_Exercise_: Every line below needs to be printed again exactly, without any of its pictures.

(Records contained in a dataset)
□ □ □ □ □

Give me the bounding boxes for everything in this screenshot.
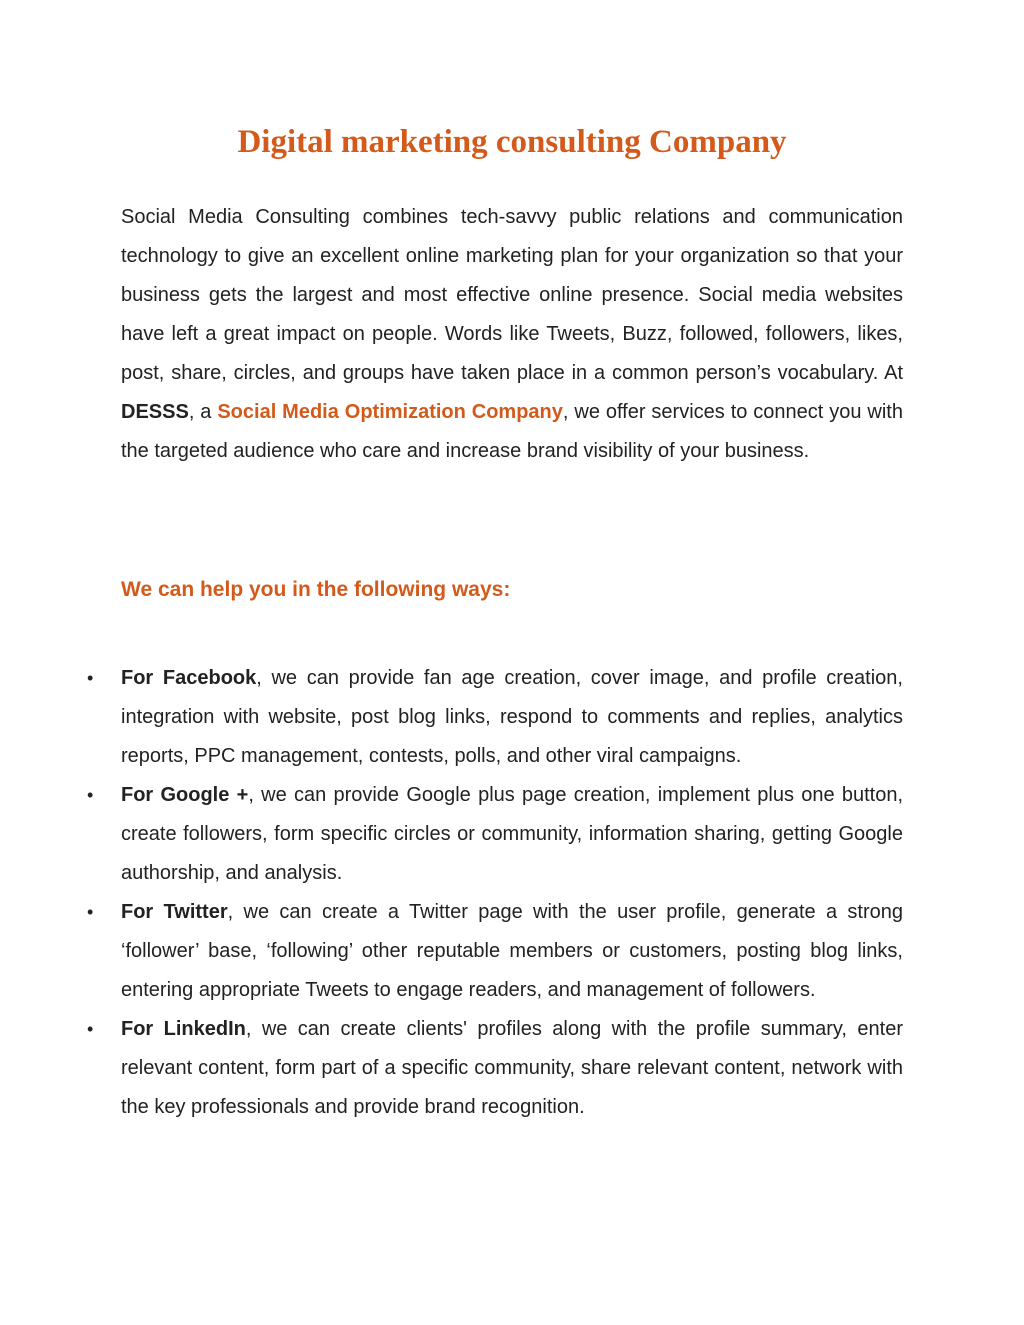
- bullet-icon: •: [87, 902, 94, 922]
- page-title: Digital marketing consulting Company: [237, 124, 787, 160]
- list-item-twitter: [87, 893, 903, 1010]
- list-item-text: , we can create a Twitter page with the user profile, generate a strong ‘follower’ base, ‘following’ other reputable members or customers, posting blog links, entering appropriate Tweets to engage readers, and management of followers.: [121, 901, 903, 1001]
- list-item-text: , we can provide Google plus page creation, implement plus one button, create followers, form specific circles or community, information sharing, getting Google authorship, and analysis.: [121, 784, 903, 884]
- list-item-text: , we can create clients' profiles along with the profile summary, enter relevant content, form part of a specific community, share relevant content, network with the key professionals and provide brand recognition.: [121, 1018, 903, 1118]
- list-item-label: For Twitter: [121, 901, 228, 923]
- list-item-linkedin: [87, 1010, 903, 1127]
- list-item-google-plus: [87, 776, 903, 893]
- list-item-facebook: [87, 659, 903, 776]
- bullet-icon: •: [87, 1019, 94, 1039]
- intro-text-3: , we offer services to connect you with the targeted audience who care and increase brand visibility of your business.: [121, 401, 903, 462]
- ways-list: [87, 659, 903, 1127]
- bullet-icon: •: [87, 785, 94, 805]
- smo-company-link[interactable]: Social Media Optimization Company: [217, 401, 563, 423]
- section-heading: We can help you in the following ways:: [121, 578, 511, 601]
- bullet-icon: •: [87, 668, 94, 688]
- intro-text-2: , a: [188, 401, 218, 423]
- list-item-text: , we can provide fan age creation, cover image, and profile creation, integration with website, post blog links, respond to comments and replies, analytics reports, PPC management, contests, polls, and other viral campaigns.: [121, 667, 903, 767]
- company-name: DESSS: [121, 401, 189, 423]
- list-item-label: For LinkedIn: [121, 1018, 246, 1040]
- intro-text-1: Social Media Consulting combines tech-savvy public relations and communication technology to give an excellent online marketing plan for your organization so that your business gets the largest and most effective online presence. Social media websites have left a great impact on people. Words like Tweets, Buzz, followed, followers, likes, post, share, circles, and groups have taken place in a common person’s vocabulary. At: [121, 206, 903, 384]
- list-item-label: For Google +: [121, 784, 249, 806]
- intro-paragraph: [121, 198, 903, 471]
- list-item-label: For Facebook: [121, 667, 257, 689]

□ □ □ □ □

_Result of the exercise_:
Give me the bounding boxes for everything in this screenshot.
- bullet-icon: •: [87, 902, 94, 922]
- page-title: Digital marketing consulting Company: [237, 124, 787, 160]
- list-item-twitter: [87, 893, 903, 1010]
- list-item-text: , we can create a Twitter page with the user profile, generate a strong ‘follower’ base, ‘following’ other reputable members or customers, posting blog links, entering appropriate Tweets to engage readers, and management of followers.: [121, 901, 903, 1001]
- list-item-text: , we can provide Google plus page creation, implement plus one button, create followers, form specific circles or community, information sharing, getting Google authorship, and analysis.: [121, 784, 903, 884]
- list-item-text: , we can create clients' profiles along with the profile summary, enter relevant content, form part of a specific community, share relevant content, network with the key professionals and provide brand recognition.: [121, 1018, 903, 1118]
- list-item-label: For Twitter: [121, 901, 228, 923]
- list-item-linkedin: [87, 1010, 903, 1127]
- list-item-google-plus: [87, 776, 903, 893]
- list-item-facebook: [87, 659, 903, 776]
- bullet-icon: •: [87, 1019, 94, 1039]
- intro-text-3: , we offer services to connect you with the targeted audience who care and increase brand visibility of your business.: [121, 401, 903, 462]
- ways-list: [87, 659, 903, 1127]
- bullet-icon: •: [87, 785, 94, 805]
- smo-company-link[interactable]: Social Media Optimization Company: [217, 401, 563, 423]
- section-heading: We can help you in the following ways:: [121, 578, 511, 601]
- bullet-icon: •: [87, 668, 94, 688]
- intro-text-2: , a: [188, 401, 218, 423]
- list-item-text: , we can provide fan age creation, cover image, and profile creation, integration with website, post blog links, respond to comments and replies, analytics reports, PPC management, contests, polls, and other viral campaigns.: [121, 667, 903, 767]
- company-name: DESSS: [121, 401, 189, 423]
- list-item-label: For LinkedIn: [121, 1018, 246, 1040]
- intro-text-1: Social Media Consulting combines tech-savvy public relations and communication technology to give an excellent online marketing plan for your organization so that your business gets the largest and most effective online presence. Social media websites have left a great impact on people. Words like Tweets, Buzz, followed, followers, likes, post, share, circles, and groups have taken place in a common person’s vocabulary. At: [121, 206, 903, 384]
- list-item-label: For Google +: [121, 784, 249, 806]
- intro-paragraph: [121, 198, 903, 471]
- list-item-label: For Facebook: [121, 667, 257, 689]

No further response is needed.